— start of Dataset rows —
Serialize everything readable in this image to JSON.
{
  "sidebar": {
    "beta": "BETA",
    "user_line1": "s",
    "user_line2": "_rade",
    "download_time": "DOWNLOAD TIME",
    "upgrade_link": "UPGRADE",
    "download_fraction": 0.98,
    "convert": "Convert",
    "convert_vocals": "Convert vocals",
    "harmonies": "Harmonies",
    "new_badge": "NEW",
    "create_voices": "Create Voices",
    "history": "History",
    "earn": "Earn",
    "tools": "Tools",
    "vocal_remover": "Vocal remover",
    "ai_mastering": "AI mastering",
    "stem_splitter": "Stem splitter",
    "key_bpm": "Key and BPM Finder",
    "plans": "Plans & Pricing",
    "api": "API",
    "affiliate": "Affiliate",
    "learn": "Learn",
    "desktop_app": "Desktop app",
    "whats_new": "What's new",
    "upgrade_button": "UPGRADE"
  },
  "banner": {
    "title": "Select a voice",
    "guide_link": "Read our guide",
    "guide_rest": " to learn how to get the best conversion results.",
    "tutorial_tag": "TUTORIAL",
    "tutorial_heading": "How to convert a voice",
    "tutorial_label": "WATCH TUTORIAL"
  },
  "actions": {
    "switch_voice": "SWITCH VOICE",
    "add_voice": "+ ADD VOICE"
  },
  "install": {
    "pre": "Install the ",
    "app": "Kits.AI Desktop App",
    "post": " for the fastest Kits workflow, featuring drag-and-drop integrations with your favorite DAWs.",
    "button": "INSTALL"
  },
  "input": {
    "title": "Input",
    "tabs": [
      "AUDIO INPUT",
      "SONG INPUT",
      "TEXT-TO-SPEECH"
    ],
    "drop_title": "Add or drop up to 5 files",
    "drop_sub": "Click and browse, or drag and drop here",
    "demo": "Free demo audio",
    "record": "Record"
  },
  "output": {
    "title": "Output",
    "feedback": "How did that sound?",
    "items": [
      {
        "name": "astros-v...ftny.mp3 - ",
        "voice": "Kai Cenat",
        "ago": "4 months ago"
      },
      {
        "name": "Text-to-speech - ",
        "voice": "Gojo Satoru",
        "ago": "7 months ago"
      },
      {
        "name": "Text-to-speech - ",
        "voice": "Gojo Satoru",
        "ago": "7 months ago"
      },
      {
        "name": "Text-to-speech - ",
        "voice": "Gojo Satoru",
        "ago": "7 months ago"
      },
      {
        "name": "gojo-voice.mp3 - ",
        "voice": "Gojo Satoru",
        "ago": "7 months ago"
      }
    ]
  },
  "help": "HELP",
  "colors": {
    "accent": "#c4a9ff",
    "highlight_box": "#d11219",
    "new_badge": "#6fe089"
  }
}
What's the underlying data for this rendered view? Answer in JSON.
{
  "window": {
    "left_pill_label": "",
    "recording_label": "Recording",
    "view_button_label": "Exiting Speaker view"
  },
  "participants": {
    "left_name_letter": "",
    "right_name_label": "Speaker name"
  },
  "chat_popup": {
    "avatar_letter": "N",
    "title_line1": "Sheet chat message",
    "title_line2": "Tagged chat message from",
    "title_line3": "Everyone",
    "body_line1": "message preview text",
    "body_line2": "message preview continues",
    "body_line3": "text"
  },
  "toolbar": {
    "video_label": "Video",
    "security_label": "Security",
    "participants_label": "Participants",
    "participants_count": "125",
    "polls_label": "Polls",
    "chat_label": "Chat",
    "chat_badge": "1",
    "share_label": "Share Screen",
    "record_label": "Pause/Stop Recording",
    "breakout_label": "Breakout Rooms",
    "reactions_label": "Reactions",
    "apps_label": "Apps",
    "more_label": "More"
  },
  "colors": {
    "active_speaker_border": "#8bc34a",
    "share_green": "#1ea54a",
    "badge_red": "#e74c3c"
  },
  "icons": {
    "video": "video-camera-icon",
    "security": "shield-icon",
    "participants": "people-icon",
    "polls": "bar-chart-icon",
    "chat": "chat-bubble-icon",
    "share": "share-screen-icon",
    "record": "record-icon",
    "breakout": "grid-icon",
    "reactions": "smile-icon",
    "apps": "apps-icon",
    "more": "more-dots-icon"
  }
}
— end of Dataset rows —
In the records above, find each line that holds the word "this"; copy all such lines.

Serialize everything readable in this image to JSON.
What's the underlying data for this rendered view? Answer in JSON.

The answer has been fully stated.